Tasks to carry out:
A: Reproduce everything in the blog text from "2 Moderate drinking" down to "learned? Be brief.".
B: Answer these questions on the blog text:
(i) According to the latest news from the medicos, how many years does the writer have left?
(ii) What age did the writer turn a couple of months before the post titled "No flowers please"?
(iii) Which vital organ does the writer say was the first to pack in?
C: Extend the blog text, starting after its final sentence.

Text section:

+ + + +

Sunday, September 27, 2009

This I know. I think.

Latest news from the medicos is that I've got about ten to fifteen years left. Not long, so I'll make this quick.

This is what I've learnt from a long and fairly miserable lifetime of struggle. The accumulated wisdom of waving from the deep end with nobody noticing.

1 I'm not sure of anything anymore

2 Moderate drinking won't do you much good

3 Don't be shy. It's no good asking her when she's old and fat. Especially if you're old and fat.

4 There are no great managers, only a few good ones

5 Clean your teeth regularly

6 Take small steps but take lots of them

7 Don't be afraid to ask.

8 What have you learned? Be brief.

More later, once the medication has kicked in.

Thursday, September 10, 2009

No flowers please

Okay, now that I know for certain that I'm dying - I was sixty-one a couple of months back - I'm going to give this blogging lark one last bash before I go. A final whimper. A tottering finale. The last rights. Writes. Rhights? Whatever. A sombre postscript. Nasty, British and short.

Because I expect to be so ill with my impending infirmity I won't be responding to Comments. My eyesight will be so bad I probably won't even be able to read them. No great loss though. My brain was the first vital organ to pack in and as a result my answers probably wouldn't make any sense. Speling was the first thing to go. Followed by earectyle dyisfungsion (deliberately misspelled in case there's any kids reading).

+ + + +

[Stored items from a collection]
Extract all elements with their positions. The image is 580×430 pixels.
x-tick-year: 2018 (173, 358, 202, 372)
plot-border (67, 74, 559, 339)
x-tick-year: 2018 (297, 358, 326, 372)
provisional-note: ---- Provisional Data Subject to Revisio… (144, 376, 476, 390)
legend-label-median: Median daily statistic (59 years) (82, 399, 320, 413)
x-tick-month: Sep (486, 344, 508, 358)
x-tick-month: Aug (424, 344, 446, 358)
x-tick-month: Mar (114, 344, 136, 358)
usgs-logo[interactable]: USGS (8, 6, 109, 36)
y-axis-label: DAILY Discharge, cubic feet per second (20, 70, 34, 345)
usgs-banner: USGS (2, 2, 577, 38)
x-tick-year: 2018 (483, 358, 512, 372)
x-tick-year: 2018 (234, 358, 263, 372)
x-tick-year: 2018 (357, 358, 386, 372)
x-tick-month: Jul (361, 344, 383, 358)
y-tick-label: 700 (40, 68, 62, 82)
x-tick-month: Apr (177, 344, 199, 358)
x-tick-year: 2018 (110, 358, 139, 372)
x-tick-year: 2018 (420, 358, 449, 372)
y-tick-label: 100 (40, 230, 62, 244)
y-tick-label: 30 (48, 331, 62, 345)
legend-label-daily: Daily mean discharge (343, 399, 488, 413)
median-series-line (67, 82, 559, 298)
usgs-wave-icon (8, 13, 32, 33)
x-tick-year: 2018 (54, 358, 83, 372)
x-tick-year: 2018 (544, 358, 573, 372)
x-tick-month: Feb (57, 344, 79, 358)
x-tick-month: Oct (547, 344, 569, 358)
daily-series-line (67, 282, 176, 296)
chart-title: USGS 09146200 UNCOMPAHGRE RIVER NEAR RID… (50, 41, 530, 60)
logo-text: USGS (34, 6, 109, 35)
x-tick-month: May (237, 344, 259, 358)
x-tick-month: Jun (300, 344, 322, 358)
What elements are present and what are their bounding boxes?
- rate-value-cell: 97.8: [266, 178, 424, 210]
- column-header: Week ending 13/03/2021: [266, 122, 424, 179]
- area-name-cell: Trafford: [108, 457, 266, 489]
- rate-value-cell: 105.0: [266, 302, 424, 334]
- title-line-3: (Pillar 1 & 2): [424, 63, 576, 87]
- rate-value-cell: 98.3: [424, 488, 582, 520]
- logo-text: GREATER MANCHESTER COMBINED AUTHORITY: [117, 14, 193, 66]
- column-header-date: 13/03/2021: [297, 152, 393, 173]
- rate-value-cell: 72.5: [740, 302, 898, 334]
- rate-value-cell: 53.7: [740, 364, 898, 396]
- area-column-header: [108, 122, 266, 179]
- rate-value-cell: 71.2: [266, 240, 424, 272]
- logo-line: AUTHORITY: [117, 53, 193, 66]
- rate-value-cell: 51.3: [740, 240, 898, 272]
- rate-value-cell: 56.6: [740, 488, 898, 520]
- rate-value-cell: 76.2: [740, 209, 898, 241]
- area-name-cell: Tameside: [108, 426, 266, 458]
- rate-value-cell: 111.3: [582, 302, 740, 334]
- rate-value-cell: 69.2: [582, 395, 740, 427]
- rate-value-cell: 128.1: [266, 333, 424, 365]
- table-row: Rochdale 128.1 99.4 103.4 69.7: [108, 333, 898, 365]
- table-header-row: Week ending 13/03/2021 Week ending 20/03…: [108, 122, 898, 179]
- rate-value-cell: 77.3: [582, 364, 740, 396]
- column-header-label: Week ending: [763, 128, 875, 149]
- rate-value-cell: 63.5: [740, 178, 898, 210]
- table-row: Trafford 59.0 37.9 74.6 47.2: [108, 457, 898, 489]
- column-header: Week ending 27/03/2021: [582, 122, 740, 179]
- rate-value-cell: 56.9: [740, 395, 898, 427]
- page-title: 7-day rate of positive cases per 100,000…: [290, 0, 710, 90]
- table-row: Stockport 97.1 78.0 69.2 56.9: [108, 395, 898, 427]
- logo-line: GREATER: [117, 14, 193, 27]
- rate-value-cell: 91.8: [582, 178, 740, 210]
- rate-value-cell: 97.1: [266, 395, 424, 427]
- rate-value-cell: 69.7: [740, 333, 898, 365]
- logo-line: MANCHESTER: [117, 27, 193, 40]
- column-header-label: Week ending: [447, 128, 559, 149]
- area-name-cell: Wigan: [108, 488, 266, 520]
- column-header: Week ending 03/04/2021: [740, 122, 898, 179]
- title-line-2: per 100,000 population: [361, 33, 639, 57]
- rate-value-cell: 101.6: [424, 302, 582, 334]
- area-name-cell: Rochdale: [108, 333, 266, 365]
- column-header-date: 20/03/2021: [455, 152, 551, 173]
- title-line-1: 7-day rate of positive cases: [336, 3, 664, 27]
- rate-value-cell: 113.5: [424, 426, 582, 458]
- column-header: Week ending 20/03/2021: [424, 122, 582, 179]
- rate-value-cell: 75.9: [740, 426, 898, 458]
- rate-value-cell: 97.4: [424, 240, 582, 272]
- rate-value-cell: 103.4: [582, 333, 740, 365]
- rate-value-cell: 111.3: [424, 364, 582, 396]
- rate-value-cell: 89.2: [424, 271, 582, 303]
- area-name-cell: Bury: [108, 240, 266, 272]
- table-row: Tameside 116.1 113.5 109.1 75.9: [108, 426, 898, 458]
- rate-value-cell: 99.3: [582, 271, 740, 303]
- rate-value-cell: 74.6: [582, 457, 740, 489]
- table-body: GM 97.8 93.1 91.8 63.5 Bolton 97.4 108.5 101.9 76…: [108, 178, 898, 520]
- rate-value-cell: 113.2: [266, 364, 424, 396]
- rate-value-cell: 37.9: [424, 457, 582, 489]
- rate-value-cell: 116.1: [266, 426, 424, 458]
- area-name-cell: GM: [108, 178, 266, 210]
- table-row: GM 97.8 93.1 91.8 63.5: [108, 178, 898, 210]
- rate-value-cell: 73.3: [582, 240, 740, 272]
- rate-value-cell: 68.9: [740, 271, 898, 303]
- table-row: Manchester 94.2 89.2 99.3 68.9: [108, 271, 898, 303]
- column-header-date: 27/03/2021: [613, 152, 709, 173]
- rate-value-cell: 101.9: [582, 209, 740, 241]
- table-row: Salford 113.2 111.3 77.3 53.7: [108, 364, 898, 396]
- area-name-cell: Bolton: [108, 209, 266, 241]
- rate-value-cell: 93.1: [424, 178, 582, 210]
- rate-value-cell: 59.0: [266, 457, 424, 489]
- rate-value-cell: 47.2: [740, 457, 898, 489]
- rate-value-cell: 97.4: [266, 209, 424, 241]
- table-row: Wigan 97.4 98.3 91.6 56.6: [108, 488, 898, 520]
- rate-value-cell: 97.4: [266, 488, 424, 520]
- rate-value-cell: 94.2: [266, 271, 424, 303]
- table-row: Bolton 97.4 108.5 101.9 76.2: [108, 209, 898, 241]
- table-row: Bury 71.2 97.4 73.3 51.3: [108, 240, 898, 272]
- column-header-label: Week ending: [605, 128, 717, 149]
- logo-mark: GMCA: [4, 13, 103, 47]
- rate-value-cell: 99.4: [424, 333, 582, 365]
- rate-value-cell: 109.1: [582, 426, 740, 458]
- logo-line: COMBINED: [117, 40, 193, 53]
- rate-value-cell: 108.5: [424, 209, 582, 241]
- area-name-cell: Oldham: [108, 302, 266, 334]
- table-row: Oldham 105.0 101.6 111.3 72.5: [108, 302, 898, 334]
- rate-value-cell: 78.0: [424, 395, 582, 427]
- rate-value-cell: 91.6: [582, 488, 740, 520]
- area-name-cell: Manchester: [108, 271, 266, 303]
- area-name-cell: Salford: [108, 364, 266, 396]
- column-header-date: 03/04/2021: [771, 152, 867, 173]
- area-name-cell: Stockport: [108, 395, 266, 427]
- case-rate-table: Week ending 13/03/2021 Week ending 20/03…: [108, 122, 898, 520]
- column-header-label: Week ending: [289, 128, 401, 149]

+ + + +

Answers to the tasks:
A:
2 Moderate drinking won't do you much good

3 Don't be shy. It's no good asking her when she's old and fat. Especially if you're old and fat.

4 There are no great managers, only a few good ones

5 Clean your teeth regularly

6 Take small steps but take lots of them

7 Don't be afraid to ask.

8 What have you learned? Be brief.

B:
(i) About ten to fifteen years.
(ii) Sixty-one.
(iii) The brain.

C:
The objective in this futile venture will be to impart the wisdom I've accumulated in my interminable time on this sterile promontory so you won't make the same dismal mistakes I did. That should give me about three posts. The rest I will make up using a combination of imagination and irrational optimism which will be fun to read, albeit less educational. There won't be much time so I'll keep the posts brief but regular. It will be but a pale - pail? - imitation of what went before, when blogging was briefly fashionable. My only regret is that if I still had my own teeth and not this borrowed set it might all have been so different. Not being able to chew is an absolute bugger.

The doctors don't know how long I've got but the nurse said that I shouldn't bother renewing my Sky subscription this year. Of course, as she said, it's not all bad news. Think how much I will save going forward. No taxes, no tips, no food bills, no electricity etc. Just the funeral service and a small wake -whake? No sex either of course. Especially if I don't have Sky.

Because of this deadline imposed by a higher authority I've started converting the novel I've been writing into a play, to save time. Anyone can write a play after all. Odd though, how it changes things when you lose the authorial voice. As I might do at any time.

Anyway, it's getting dark now, harder to see, dimmer. Everything seems fainter, further way.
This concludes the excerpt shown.